## Page
========================================================================

We’ll also need to add one permission so that perf can do its profiling job.

Before we start, I strongly recommend NOT to add your user to the docker group. This may avoid you typing a few sudo, but as explained here, this is equivalent to granting root privileges to your user, due to the attack surface exposed by the Docker daemon. I don’t think that the reduced sudo-typing friction is worth the loss in security.

Running a temporary container in the foreground

Before looking at the security configuration, I just want to mention two useful flags when spawning a new container with docker run. These allow to start a temporary container with a shell in the foreground.

  • --rm, so that the container is automatically removed upon exiting.
  • -it, to run the container in foreground mode. This is actually a combination of two flags, -t (a.k.a. --tty) to allocate a pseudo-TTY, and -i (a.k.a. --interactive) to keep stdin open. This allows to run an interactive shell in the container (in our case, the Dockerfile’s ENTRYPOINT is /bin/bash).

Locking down the container

To reduce the attack surface when running Docker containers, I suggest to use the following flags when running docker run.

  • --cap-drop=all, to remove all privileged capabilities. You can then manually whitelist some capabilities, but we won’t need any.
  • --security-opt no-new-privileges, to prevent privilege escalation via setuid/setgid binaries.
  • --read-only, to mount the image’s file system as read-only. We’ll then add tmpfs mounts to have writable folders to build the code.
  • -u dev, to use our unprivileged dev user instead of root. Note that we’ve also specified it in the Dockerfile, but better be safe than sorry.

========================================================================

## Given material
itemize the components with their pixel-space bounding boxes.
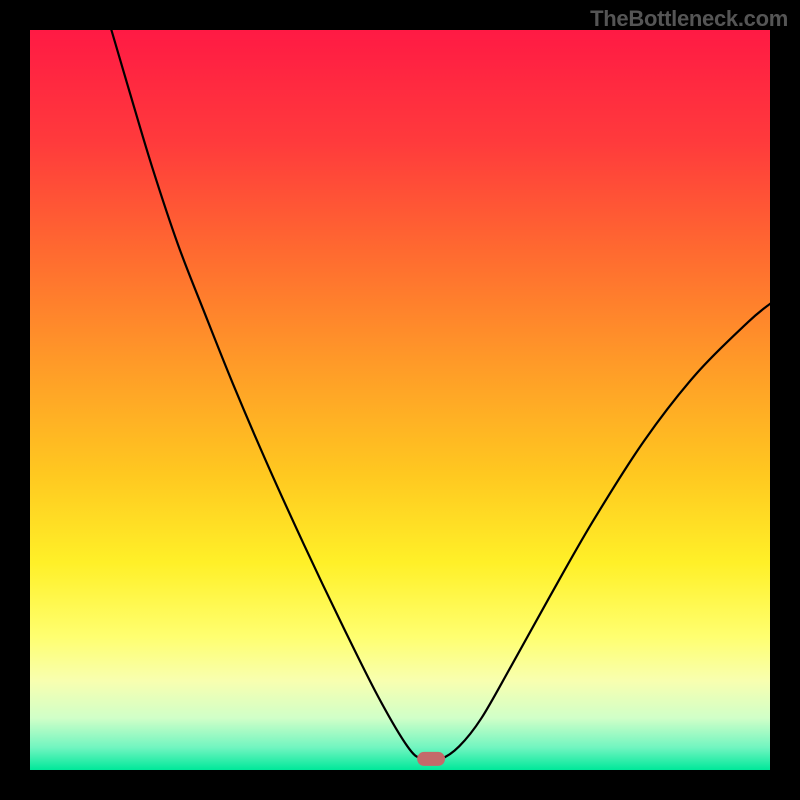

========================================================================

## Problem set
[a] Copy the Docker container passage word for word, beginning at the words "Before we start, I" and stopping after "removed upon exiting.".
[b] Write the next part of the text on running and locking down Docker containers, picking up after its final sentence.

## Answers
[a]
Before we start, I strongly recommend NOT to add your user to the docker group. This may avoid you typing a few sudo, but as explained here, this is equivalent to granting root privileges to your user, due to the attack surface exposed by the Docker daemon. I don’t think that the reduced sudo-typing friction is worth the loss in security.

Running a temporary container in the foreground

Before looking at the security configuration, I just want to mention two useful flags when spawning a new container with docker run. These allow to start a temporary container with a shell in the foreground.

  • --rm, so that the container is automatically removed upon exiting.

[b]
  • If you don’t need any networking, use --network=none. Unfortunately, Cargo needs networking to download package dependencies, so we’ll just leave the default, a bridge network distinct from the host network. See also Docker documentation on networking.

I also suggest the following flags to limit the resources available within the container.

  • --cpus 4, to only allow the container to use 4 CPUs.
  • --memory=1024m, to limit the RAM used by the container to 1 GB. The Rust compiler can be quite memory-hungry, so it’s hard to go below this limit for non-trivial cases.
  • --memory-swap=1024m, to limit the RAM + swap to 1 GB. This effectively prevents the container from using the swap (which could slow down your program and/or wear out your non-volatile storage).
  • --memory-swappiness=0, to turn off anonymous page swapping. This also prevents the container from using swap.

Last, here are a few security recommendations beyond docker run.

  • Keep your kernel up-to-date! Given that the kernel is shared between the host and the container, a kernel with public vulnerabilities undermines the isolation provided by Docker.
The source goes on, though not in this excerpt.